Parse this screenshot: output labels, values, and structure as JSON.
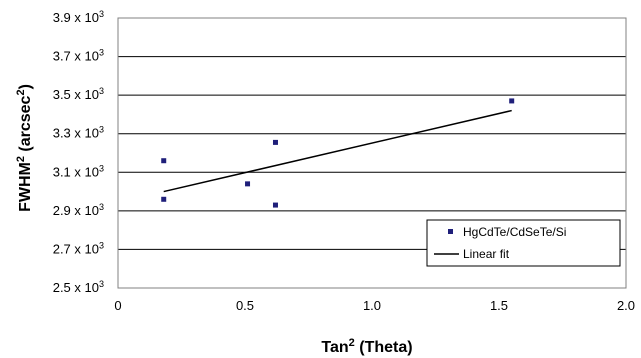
{
  "chart_data": {
    "type": "scatter",
    "xlabel": "Tan",
    "xlabel_sup": "2",
    "xlabel_rest": " (Theta)",
    "ylabel": "FWHM",
    "ylabel_sup": "2",
    "ylabel_rest": " (arcsec",
    "ylabel_sup2": "2",
    "ylabel_end": ")",
    "xlim": [
      0,
      2.0
    ],
    "ylim": [
      2500,
      3900
    ],
    "x_ticks": [
      {
        "value": 0,
        "label": "0"
      },
      {
        "value": 0.5,
        "label": "0.5"
      },
      {
        "value": 1.0,
        "label": "1.0"
      },
      {
        "value": 1.5,
        "label": "1.5"
      },
      {
        "value": 2.0,
        "label": "2.0"
      }
    ],
    "y_ticks": [
      {
        "value": 2500,
        "mantissa": "2.5 x 10",
        "exp": "3"
      },
      {
        "value": 2700,
        "mantissa": "2.7 x 10",
        "exp": "3"
      },
      {
        "value": 2900,
        "mantissa": "2.9 x 10",
        "exp": "3"
      },
      {
        "value": 3100,
        "mantissa": "3.1 x 10",
        "exp": "3"
      },
      {
        "value": 3300,
        "mantissa": "3.3 x 10",
        "exp": "3"
      },
      {
        "value": 3500,
        "mantissa": "3.5 x 10",
        "exp": "3"
      },
      {
        "value": 3700,
        "mantissa": "3.7 x 10",
        "exp": "3"
      },
      {
        "value": 3900,
        "mantissa": "3.9 x 10",
        "exp": "3"
      }
    ],
    "grid_y": true,
    "grid_x": false,
    "legend_position": "bottom-right",
    "series": [
      {
        "name": "HgCdTe/CdSeTe/Si",
        "marker": "square",
        "color": "#1f1f7a",
        "points": [
          {
            "x": 0.18,
            "y": 3160
          },
          {
            "x": 0.18,
            "y": 2960
          },
          {
            "x": 0.51,
            "y": 3040
          },
          {
            "x": 0.62,
            "y": 3255
          },
          {
            "x": 0.62,
            "y": 2930
          },
          {
            "x": 1.55,
            "y": 3470
          }
        ]
      },
      {
        "name": "Linear fit",
        "type": "line",
        "color": "#000000",
        "points": [
          {
            "x": 0.18,
            "y": 3000
          },
          {
            "x": 1.55,
            "y": 3420
          }
        ]
      }
    ]
  }
}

______

Quote the records in their entirety, keeping the wording exact and excluding pictures.

Parse this screenshot: output labels, values, and structure as JSON.
{
  "chart_data": {
    "type": "scatter",
    "xlabel": "Tan",
    "xlabel_sup": "2",
    "xlabel_rest": " (Theta)",
    "ylabel": "FWHM",
    "ylabel_sup": "2",
    "ylabel_rest": " (arcsec",
    "ylabel_sup2": "2",
    "ylabel_end": ")",
    "xlim": [
      0,
      2.0
    ],
    "ylim": [
      2500,
      3900
    ],
    "x_ticks": [
      {
        "value": 0,
        "label": "0"
      },
      {
        "value": 0.5,
        "label": "0.5"
      },
      {
        "value": 1.0,
        "label": "1.0"
      },
      {
        "value": 1.5,
        "label": "1.5"
      },
      {
        "value": 2.0,
        "label": "2.0"
      }
    ],
    "y_ticks": [
      {
        "value": 2500,
        "mantissa": "2.5 x 10",
        "exp": "3"
      },
      {
        "value": 2700,
        "mantissa": "2.7 x 10",
        "exp": "3"
      },
      {
        "value": 2900,
        "mantissa": "2.9 x 10",
        "exp": "3"
      },
      {
        "value": 3100,
        "mantissa": "3.1 x 10",
        "exp": "3"
      },
      {
        "value": 3300,
        "mantissa": "3.3 x 10",
        "exp": "3"
      },
      {
        "value": 3500,
        "mantissa": "3.5 x 10",
        "exp": "3"
      },
      {
        "value": 3700,
        "mantissa": "3.7 x 10",
        "exp": "3"
      },
      {
        "value": 3900,
        "mantissa": "3.9 x 10",
        "exp": "3"
      }
    ],
    "grid_y": true,
    "grid_x": false,
    "legend_position": "bottom-right",
    "series": [
      {
        "name": "HgCdTe/CdSeTe/Si",
        "marker": "square",
        "color": "#1f1f7a",
        "points": [
          {
            "x": 0.18,
            "y": 3160
          },
          {
            "x": 0.18,
            "y": 2960
          },
          {
            "x": 0.51,
            "y": 3040
          },
          {
            "x": 0.62,
            "y": 3255
          },
          {
            "x": 0.62,
            "y": 2930
          },
          {
            "x": 1.55,
            "y": 3470
          }
        ]
      },
      {
        "name": "Linear fit",
        "type": "line",
        "color": "#000000",
        "points": [
          {
            "x": 0.18,
            "y": 3000
          },
          {
            "x": 1.55,
            "y": 3420
          }
        ]
      }
    ]
  }
}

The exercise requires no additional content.